PROMPT:
Output the full listing below exactly as it reads, and skip anything that is a picture.

(Stored records)
•••

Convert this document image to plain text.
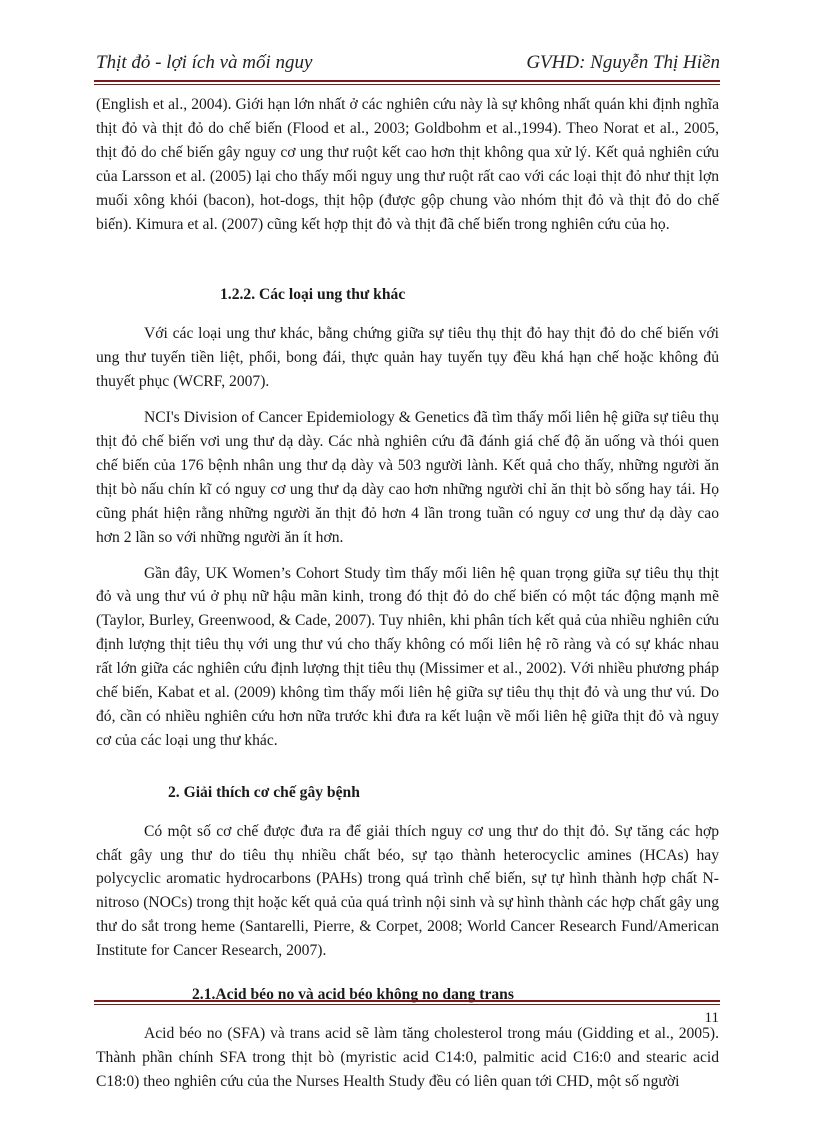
Thịt đỏ - lợi ích và mối nguy	GVHD: Nguyễn Thị Hiền

(English et al., 2004). Giới hạn lớn nhất ở các nghiên cứu này là sự không nhất quán khi định nghĩa thịt đỏ và thịt đỏ do chế biến (Flood et al., 2003; Goldbohm et al.,1994). Theo Norat et al., 2005, thịt đỏ do chế biến gây nguy cơ ung thư ruột kết cao hơn thịt không qua xử lý. Kết quả nghiên cứu của Larsson et al. (2005) lại cho thấy mối nguy ung thư ruột rất cao với các loại thịt đỏ như thịt lợn muối xông khói (bacon), hot-dogs, thịt hộp (được gộp chung vào nhóm thịt đỏ và thịt đỏ do chế biến). Kimura et al. (2007) cũng kết hợp thịt đỏ và thịt đã chế biến trong nghiên cứu của họ.

1.2.2. Các loại ung thư khác

Với các loại ung thư khác, bằng chứng giữa sự tiêu thụ thịt đỏ hay thịt đỏ do chế biến với ung thư tuyến tiền liệt, phổi, bong đái, thực quản hay tuyến tụy đều khá hạn chế hoặc không đủ thuyết phục (WCRF, 2007).

NCI's Division of Cancer Epidemiology & Genetics đã tìm thấy mối liên hệ giữa sự tiêu thụ thịt đỏ chế biến vơi ung thư dạ dày. Các nhà nghiên cứu đã đánh giá chế độ ăn uống và thói quen chế biến của 176 bệnh nhân ung thư dạ dày và 503 người lành. Kết quả cho thấy, những người ăn thịt bò nấu chín kĩ có nguy cơ ung thư dạ dày cao hơn những người chỉ ăn thịt bò sống hay tái. Họ cũng phát hiện rằng những người ăn thịt đỏ hơn 4 lần trong tuần có nguy cơ ung thư dạ dày cao hơn 2 lần so với những người ăn ít hơn.

Gần đây, UK Women’s Cohort Study tìm thấy mối liên hệ quan trọng giữa sự tiêu thụ thịt đỏ và ung thư vú ở phụ nữ hậu mãn kinh, trong đó thịt đỏ do chế biến có một tác động mạnh mẽ (Taylor, Burley, Greenwood, & Cade, 2007). Tuy nhiên, khi phân tích kết quả của nhiều nghiên cứu định lượng thịt tiêu thụ với ung thư vú cho thấy không có mối liên hệ rõ ràng và có sự khác nhau rất lớn giữa các nghiên cứu định lượng thịt tiêu thụ (Missimer et al., 2002). Với nhiều phương pháp chế biến, Kabat et al. (2009) không tìm thấy mối liên hệ giữa sự tiêu thụ thịt đỏ và ung thư vú. Do đó, cần có nhiều nghiên cứu hơn nữa trước khi đưa ra kết luận về mối liên hệ giữa thịt đỏ và nguy cơ của các loại ung thư khác.

2. Giải thích cơ chế gây bệnh

Có một số cơ chế được đưa ra để giải thích nguy cơ ung thư do thịt đỏ. Sự tăng các hợp chất gây ung thư do tiêu thụ nhiều chất béo, sự tạo thành heterocyclic amines (HCAs) hay polycyclic aromatic hydrocarbons (PAHs) trong quá trình chế biến, sự tự hình thành hợp chất N-nitroso (NOCs) trong thịt hoặc kết quả của quá trình nội sinh và sự hình thành các hợp chất gây ung thư do sắt trong heme (Santarelli, Pierre, & Corpet, 2008; World Cancer Research Fund/American Institute for Cancer Research, 2007).

2.1.Acid béo no và acid béo không no dạng trans

Acid béo no (SFA) và trans acid sẽ làm tăng cholesterol trong máu (Gidding et al., 2005). Thành phần chính SFA trong thịt bò (myristic acid C14:0, palmitic acid C16:0 and stearic acid C18:0) theo nghiên cứu của the Nurses Health Study đều có liên quan tới CHD, một số người

11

•••

RESPONSE TO THE TASK:
Convert this document image to plain text.
Thịt đỏ - lợi ích và mối nguy	GVHD: Nguyễn Thị Hiền

(English et al., 2004). Giới hạn lớn nhất ở các nghiên cứu này là sự không nhất quán khi định nghĩa thịt đỏ và thịt đỏ do chế biến (Flood et al., 2003; Goldbohm et al.,1994). Theo Norat et al., 2005, thịt đỏ do chế biến gây nguy cơ ung thư ruột kết cao hơn thịt không qua xử lý. Kết quả nghiên cứu của Larsson et al. (2005) lại cho thấy mối nguy ung thư ruột rất cao với các loại thịt đỏ như thịt lợn muối xông khói (bacon), hot-dogs, thịt hộp (được gộp chung vào nhóm thịt đỏ và thịt đỏ do chế biến). Kimura et al. (2007) cũng kết hợp thịt đỏ và thịt đã chế biến trong nghiên cứu của họ.

1.2.2. Các loại ung thư khác

Với các loại ung thư khác, bằng chứng giữa sự tiêu thụ thịt đỏ hay thịt đỏ do chế biến với ung thư tuyến tiền liệt, phổi, bong đái, thực quản hay tuyến tụy đều khá hạn chế hoặc không đủ thuyết phục (WCRF, 2007).

NCI's Division of Cancer Epidemiology & Genetics đã tìm thấy mối liên hệ giữa sự tiêu thụ thịt đỏ chế biến vơi ung thư dạ dày. Các nhà nghiên cứu đã đánh giá chế độ ăn uống và thói quen chế biến của 176 bệnh nhân ung thư dạ dày và 503 người lành. Kết quả cho thấy, những người ăn thịt bò nấu chín kĩ có nguy cơ ung thư dạ dày cao hơn những người chỉ ăn thịt bò sống hay tái. Họ cũng phát hiện rằng những người ăn thịt đỏ hơn 4 lần trong tuần có nguy cơ ung thư dạ dày cao hơn 2 lần so với những người ăn ít hơn.

Gần đây, UK Women’s Cohort Study tìm thấy mối liên hệ quan trọng giữa sự tiêu thụ thịt đỏ và ung thư vú ở phụ nữ hậu mãn kinh, trong đó thịt đỏ do chế biến có một tác động mạnh mẽ (Taylor, Burley, Greenwood, & Cade, 2007). Tuy nhiên, khi phân tích kết quả của nhiều nghiên cứu định lượng thịt tiêu thụ với ung thư vú cho thấy không có mối liên hệ rõ ràng và có sự khác nhau rất lớn giữa các nghiên cứu định lượng thịt tiêu thụ (Missimer et al., 2002). Với nhiều phương pháp chế biến, Kabat et al. (2009) không tìm thấy mối liên hệ giữa sự tiêu thụ thịt đỏ và ung thư vú. Do đó, cần có nhiều nghiên cứu hơn nữa trước khi đưa ra kết luận về mối liên hệ giữa thịt đỏ và nguy cơ của các loại ung thư khác.

2. Giải thích cơ chế gây bệnh

Có một số cơ chế được đưa ra để giải thích nguy cơ ung thư do thịt đỏ. Sự tăng các hợp chất gây ung thư do tiêu thụ nhiều chất béo, sự tạo thành heterocyclic amines (HCAs) hay polycyclic aromatic hydrocarbons (PAHs) trong quá trình chế biến, sự tự hình thành hợp chất N-nitroso (NOCs) trong thịt hoặc kết quả của quá trình nội sinh và sự hình thành các hợp chất gây ung thư do sắt trong heme (Santarelli, Pierre, & Corpet, 2008; World Cancer Research Fund/American Institute for Cancer Research, 2007).

2.1.Acid béo no và acid béo không no dạng trans

Acid béo no (SFA) và trans acid sẽ làm tăng cholesterol trong máu (Gidding et al., 2005). Thành phần chính SFA trong thịt bò (myristic acid C14:0, palmitic acid C16:0 and stearic acid C18:0) theo nghiên cứu của the Nurses Health Study đều có liên quan tới CHD, một số người

11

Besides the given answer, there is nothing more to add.